* Exercise requirements *
Which lines hold the word "means"? Copy each of them.

* Records shown *
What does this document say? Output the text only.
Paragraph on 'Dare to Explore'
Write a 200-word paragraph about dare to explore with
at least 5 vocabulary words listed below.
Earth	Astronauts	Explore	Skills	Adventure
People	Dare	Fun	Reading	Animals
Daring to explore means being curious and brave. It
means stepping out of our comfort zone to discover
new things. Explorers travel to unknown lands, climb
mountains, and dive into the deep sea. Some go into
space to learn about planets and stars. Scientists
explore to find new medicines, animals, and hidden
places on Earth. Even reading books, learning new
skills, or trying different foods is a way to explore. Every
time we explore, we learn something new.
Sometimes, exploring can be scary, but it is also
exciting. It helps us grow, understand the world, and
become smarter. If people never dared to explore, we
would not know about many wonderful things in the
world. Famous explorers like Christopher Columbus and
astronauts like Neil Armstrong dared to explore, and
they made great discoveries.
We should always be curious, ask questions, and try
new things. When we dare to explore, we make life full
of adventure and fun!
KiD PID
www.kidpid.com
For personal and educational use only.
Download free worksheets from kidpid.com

* Result of this exercise *
Daring to explore means being curious and brave. It
means stepping out of our comfort zone to discover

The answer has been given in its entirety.